INPUT DATA -
******************************

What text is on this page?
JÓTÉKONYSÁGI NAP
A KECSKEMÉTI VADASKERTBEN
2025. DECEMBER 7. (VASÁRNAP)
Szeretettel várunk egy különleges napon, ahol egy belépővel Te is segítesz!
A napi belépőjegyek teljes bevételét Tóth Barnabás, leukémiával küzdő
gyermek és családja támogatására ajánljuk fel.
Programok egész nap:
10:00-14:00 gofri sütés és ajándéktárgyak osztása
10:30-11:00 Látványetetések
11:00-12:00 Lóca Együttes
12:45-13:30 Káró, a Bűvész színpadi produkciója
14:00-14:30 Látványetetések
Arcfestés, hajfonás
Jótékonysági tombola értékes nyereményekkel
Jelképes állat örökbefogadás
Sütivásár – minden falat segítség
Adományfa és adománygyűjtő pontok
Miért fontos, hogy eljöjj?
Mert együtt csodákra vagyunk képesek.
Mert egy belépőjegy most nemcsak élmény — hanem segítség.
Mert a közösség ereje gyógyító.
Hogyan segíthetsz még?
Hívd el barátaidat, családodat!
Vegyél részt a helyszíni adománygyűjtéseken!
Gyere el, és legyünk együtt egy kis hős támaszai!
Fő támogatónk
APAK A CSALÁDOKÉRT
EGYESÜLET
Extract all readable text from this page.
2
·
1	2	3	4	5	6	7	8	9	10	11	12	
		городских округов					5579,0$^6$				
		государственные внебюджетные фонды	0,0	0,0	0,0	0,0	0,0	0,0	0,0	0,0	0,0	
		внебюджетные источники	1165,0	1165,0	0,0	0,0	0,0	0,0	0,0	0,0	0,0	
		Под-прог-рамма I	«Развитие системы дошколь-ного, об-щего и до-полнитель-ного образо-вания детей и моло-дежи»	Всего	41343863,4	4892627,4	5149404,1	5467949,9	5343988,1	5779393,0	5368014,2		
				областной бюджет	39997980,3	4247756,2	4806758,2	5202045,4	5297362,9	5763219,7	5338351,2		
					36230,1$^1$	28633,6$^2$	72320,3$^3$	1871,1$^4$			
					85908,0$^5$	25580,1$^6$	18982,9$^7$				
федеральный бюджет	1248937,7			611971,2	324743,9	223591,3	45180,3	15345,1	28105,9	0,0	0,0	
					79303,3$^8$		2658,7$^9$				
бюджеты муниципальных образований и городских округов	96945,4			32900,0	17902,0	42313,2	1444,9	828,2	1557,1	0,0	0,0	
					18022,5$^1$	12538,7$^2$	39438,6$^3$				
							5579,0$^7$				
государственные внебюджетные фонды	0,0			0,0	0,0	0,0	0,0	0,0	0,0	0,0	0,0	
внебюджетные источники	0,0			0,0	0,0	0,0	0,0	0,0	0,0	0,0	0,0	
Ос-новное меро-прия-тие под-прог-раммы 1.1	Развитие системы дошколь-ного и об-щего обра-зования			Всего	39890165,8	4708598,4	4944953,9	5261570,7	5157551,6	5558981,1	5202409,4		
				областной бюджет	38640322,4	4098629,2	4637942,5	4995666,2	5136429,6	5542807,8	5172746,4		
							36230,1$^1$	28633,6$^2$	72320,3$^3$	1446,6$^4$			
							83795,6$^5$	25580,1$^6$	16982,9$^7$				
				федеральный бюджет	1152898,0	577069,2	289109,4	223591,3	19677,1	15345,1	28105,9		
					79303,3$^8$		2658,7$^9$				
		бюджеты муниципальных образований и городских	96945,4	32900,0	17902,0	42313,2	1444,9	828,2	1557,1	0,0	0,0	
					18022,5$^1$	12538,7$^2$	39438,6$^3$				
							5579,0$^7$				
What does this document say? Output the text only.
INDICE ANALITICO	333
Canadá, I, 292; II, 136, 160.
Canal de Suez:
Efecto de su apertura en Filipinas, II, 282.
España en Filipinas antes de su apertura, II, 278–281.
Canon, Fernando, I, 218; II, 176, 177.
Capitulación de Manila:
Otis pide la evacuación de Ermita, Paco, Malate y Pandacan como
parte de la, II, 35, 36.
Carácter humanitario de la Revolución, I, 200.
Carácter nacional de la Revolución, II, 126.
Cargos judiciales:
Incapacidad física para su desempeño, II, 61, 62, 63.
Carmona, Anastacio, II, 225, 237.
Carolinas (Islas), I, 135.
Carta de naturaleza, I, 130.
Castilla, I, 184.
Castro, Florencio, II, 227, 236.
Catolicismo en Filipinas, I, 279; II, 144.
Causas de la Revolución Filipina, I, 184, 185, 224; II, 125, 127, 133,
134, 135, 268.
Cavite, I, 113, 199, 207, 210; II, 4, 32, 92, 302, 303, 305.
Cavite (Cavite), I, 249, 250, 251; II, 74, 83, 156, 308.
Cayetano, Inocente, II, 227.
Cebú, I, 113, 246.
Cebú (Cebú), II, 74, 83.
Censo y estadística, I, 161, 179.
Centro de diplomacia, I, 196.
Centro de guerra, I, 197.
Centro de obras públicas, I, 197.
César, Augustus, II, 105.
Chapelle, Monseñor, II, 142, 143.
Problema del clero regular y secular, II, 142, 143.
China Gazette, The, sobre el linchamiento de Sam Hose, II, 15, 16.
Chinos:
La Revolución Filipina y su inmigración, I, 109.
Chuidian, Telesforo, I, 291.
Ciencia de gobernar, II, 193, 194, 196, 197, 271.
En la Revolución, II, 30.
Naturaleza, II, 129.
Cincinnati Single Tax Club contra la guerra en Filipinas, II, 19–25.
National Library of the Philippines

******************************

WRITTEN REQUEST - The records above need to be transcribed in full. Keep every character unchanged.

THE SOLUTION -
What text is on this page?
JÓTÉKONYSÁGI NAP
A KECSKEMÉTI VADASKERTBEN
2025. DECEMBER 7. (VASÁRNAP)
Szeretettel várunk egy különleges napon, ahol egy belépővel Te is segítesz!
A napi belépőjegyek teljes bevételét Tóth Barnabás, leukémiával küzdő
gyermek és családja támogatására ajánljuk fel.
Programok egész nap:
10:00-14:00 gofri sütés és ajándéktárgyak osztása
10:30-11:00 Látványetetések
11:00-12:00 Lóca Együttes
12:45-13:30 Káró, a Bűvész színpadi produkciója
14:00-14:30 Látványetetések
Arcfestés, hajfonás
Jótékonysági tombola értékes nyereményekkel
Jelképes állat örökbefogadás
Sütivásár – minden falat segítség
Adományfa és adománygyűjtő pontok
Miért fontos, hogy eljöjj?
Mert együtt csodákra vagyunk képesek.
Mert egy belépőjegy most nemcsak élmény — hanem segítség.
Mert a közösség ereje gyógyító.
Hogyan segíthetsz még?
Hívd el barátaidat, családodat!
Vegyél részt a helyszíni adománygyűjtéseken!
Gyere el, és legyünk együtt egy kis hős támaszai!
Fő támogatónk
APAK A CSALÁDOKÉRT
EGYESÜLET
Extract all readable text from this page.
2
·
1	2	3	4	5	6	7	8	9	10	11	12	
		городских округов					5579,0$^6$				
		государственные внебюджетные фонды	0,0	0,0	0,0	0,0	0,0	0,0	0,0	0,0	0,0	
		внебюджетные источники	1165,0	1165,0	0,0	0,0	0,0	0,0	0,0	0,0	0,0	
		Под-прог-рамма I	«Развитие системы дошколь-ного, об-щего и до-полнитель-ного образо-вания детей и моло-дежи»	Всего	41343863,4	4892627,4	5149404,1	5467949,9	5343988,1	5779393,0	5368014,2		
				областной бюджет	39997980,3	4247756,2	4806758,2	5202045,4	5297362,9	5763219,7	5338351,2		
					36230,1$^1$	28633,6$^2$	72320,3$^3$	1871,1$^4$			
					85908,0$^5$	25580,1$^6$	18982,9$^7$				
федеральный бюджет	1248937,7			611971,2	324743,9	223591,3	45180,3	15345,1	28105,9	0,0	0,0	
					79303,3$^8$		2658,7$^9$				
бюджеты муниципальных образований и городских округов	96945,4			32900,0	17902,0	42313,2	1444,9	828,2	1557,1	0,0	0,0	
					18022,5$^1$	12538,7$^2$	39438,6$^3$				
							5579,0$^7$				
государственные внебюджетные фонды	0,0			0,0	0,0	0,0	0,0	0,0	0,0	0,0	0,0	
внебюджетные источники	0,0			0,0	0,0	0,0	0,0	0,0	0,0	0,0	0,0	
Ос-новное меро-прия-тие под-прог-раммы 1.1	Развитие системы дошколь-ного и об-щего обра-зования			Всего	39890165,8	4708598,4	4944953,9	5261570,7	5157551,6	5558981,1	5202409,4		
				областной бюджет	38640322,4	4098629,2	4637942,5	4995666,2	5136429,6	5542807,8	5172746,4		
							36230,1$^1$	28633,6$^2$	72320,3$^3$	1446,6$^4$			
							83795,6$^5$	25580,1$^6$	16982,9$^7$				
				федеральный бюджет	1152898,0	577069,2	289109,4	223591,3	19677,1	15345,1	28105,9		
					79303,3$^8$		2658,7$^9$				
		бюджеты муниципальных образований и городских	96945,4	32900,0	17902,0	42313,2	1444,9	828,2	1557,1	0,0	0,0	
					18022,5$^1$	12538,7$^2$	39438,6$^3$				
							5579,0$^7$				
What does this document say? Output the text only.
INDICE ANALITICO	333
Canadá, I, 292; II, 136, 160.
Canal de Suez:
Efecto de su apertura en Filipinas, II, 282.
España en Filipinas antes de su apertura, II, 278–281.
Canon, Fernando, I, 218; II, 176, 177.
Capitulación de Manila:
Otis pide la evacuación de Ermita, Paco, Malate y Pandacan como
parte de la, II, 35, 36.
Carácter humanitario de la Revolución, I, 200.
Carácter nacional de la Revolución, II, 126.
Cargos judiciales:
Incapacidad física para su desempeño, II, 61, 62, 63.
Carmona, Anastacio, II, 225, 237.
Carolinas (Islas), I, 135.
Carta de naturaleza, I, 130.
Castilla, I, 184.
Castro, Florencio, II, 227, 236.
Catolicismo en Filipinas, I, 279; II, 144.
Causas de la Revolución Filipina, I, 184, 185, 224; II, 125, 127, 133,
134, 135, 268.
Cavite, I, 113, 199, 207, 210; II, 4, 32, 92, 302, 303, 305.
Cavite (Cavite), I, 249, 250, 251; II, 74, 83, 156, 308.
Cayetano, Inocente, II, 227.
Cebú, I, 113, 246.
Cebú (Cebú), II, 74, 83.
Censo y estadística, I, 161, 179.
Centro de diplomacia, I, 196.
Centro de guerra, I, 197.
Centro de obras públicas, I, 197.
César, Augustus, II, 105.
Chapelle, Monseñor, II, 142, 143.
Problema del clero regular y secular, II, 142, 143.
China Gazette, The, sobre el linchamiento de Sam Hose, II, 15, 16.
Chinos:
La Revolución Filipina y su inmigración, I, 109.
Chuidian, Telesforo, I, 291.
Ciencia de gobernar, II, 193, 194, 196, 197, 271.
En la Revolución, II, 30.
Naturaleza, II, 129.
Cincinnati Single Tax Club contra la guerra en Filipinas, II, 19–25.
National Library of the Philippines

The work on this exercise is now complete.